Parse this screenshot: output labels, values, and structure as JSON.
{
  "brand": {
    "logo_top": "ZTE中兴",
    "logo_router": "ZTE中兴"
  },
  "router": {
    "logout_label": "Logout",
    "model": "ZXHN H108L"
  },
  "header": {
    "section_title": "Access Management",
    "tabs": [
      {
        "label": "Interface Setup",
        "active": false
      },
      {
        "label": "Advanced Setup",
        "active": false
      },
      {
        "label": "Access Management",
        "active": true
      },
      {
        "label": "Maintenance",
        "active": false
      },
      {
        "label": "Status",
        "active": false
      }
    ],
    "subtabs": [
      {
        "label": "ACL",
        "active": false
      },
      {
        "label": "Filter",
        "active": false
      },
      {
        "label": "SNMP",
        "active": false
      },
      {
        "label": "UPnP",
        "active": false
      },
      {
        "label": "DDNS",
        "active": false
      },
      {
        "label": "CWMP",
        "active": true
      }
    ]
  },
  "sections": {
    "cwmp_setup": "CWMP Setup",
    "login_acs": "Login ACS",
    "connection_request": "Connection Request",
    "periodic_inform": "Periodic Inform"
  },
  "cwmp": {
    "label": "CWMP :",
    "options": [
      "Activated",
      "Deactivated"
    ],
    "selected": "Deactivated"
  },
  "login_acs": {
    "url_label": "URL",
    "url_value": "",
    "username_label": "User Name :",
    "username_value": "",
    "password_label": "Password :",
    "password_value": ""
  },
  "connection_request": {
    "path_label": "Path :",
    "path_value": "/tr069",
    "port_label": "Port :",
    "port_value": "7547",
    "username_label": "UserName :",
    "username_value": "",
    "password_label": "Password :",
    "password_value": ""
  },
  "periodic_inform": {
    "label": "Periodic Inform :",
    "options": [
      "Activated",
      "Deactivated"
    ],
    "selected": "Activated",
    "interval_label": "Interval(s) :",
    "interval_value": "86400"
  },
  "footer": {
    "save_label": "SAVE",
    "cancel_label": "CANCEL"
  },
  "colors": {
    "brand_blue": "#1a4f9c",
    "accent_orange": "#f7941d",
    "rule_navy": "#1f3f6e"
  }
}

────────

What to do >> The records above are to be copied in full, exactly as written.

Answer in full >>
Parse this screenshot: output labels, values, and structure as JSON.
{
  "brand": {
    "logo_top": "ZTE中兴",
    "logo_router": "ZTE中兴"
  },
  "router": {
    "logout_label": "Logout",
    "model": "ZXHN H108L"
  },
  "header": {
    "section_title": "Access Management",
    "tabs": [
      {
        "label": "Interface Setup",
        "active": false
      },
      {
        "label": "Advanced Setup",
        "active": false
      },
      {
        "label": "Access Management",
        "active": true
      },
      {
        "label": "Maintenance",
        "active": false
      },
      {
        "label": "Status",
        "active": false
      }
    ],
    "subtabs": [
      {
        "label": "ACL",
        "active": false
      },
      {
        "label": "Filter",
        "active": false
      },
      {
        "label": "SNMP",
        "active": false
      },
      {
        "label": "UPnP",
        "active": false
      },
      {
        "label": "DDNS",
        "active": false
      },
      {
        "label": "CWMP",
        "active": true
      }
    ]
  },
  "sections": {
    "cwmp_setup": "CWMP Setup",
    "login_acs": "Login ACS",
    "connection_request": "Connection Request",
    "periodic_inform": "Periodic Inform"
  },
  "cwmp": {
    "label": "CWMP :",
    "options": [
      "Activated",
      "Deactivated"
    ],
    "selected": "Deactivated"
  },
  "login_acs": {
    "url_label": "URL",
    "url_value": "",
    "username_label": "User Name :",
    "username_value": "",
    "password_label": "Password :",
    "password_value": ""
  },
  "connection_request": {
    "path_label": "Path :",
    "path_value": "/tr069",
    "port_label": "Port :",
    "port_value": "7547",
    "username_label": "UserName :",
    "username_value": "",
    "password_label": "Password :",
    "password_value": ""
  },
  "periodic_inform": {
    "label": "Periodic Inform :",
    "options": [
      "Activated",
      "Deactivated"
    ],
    "selected": "Activated",
    "interval_label": "Interval(s) :",
    "interval_value": "86400"
  },
  "footer": {
    "save_label": "SAVE",
    "cancel_label": "CANCEL"
  },
  "colors": {
    "brand_blue": "#1a4f9c",
    "accent_orange": "#f7941d",
    "rule_navy": "#1f3f6e"
  }
}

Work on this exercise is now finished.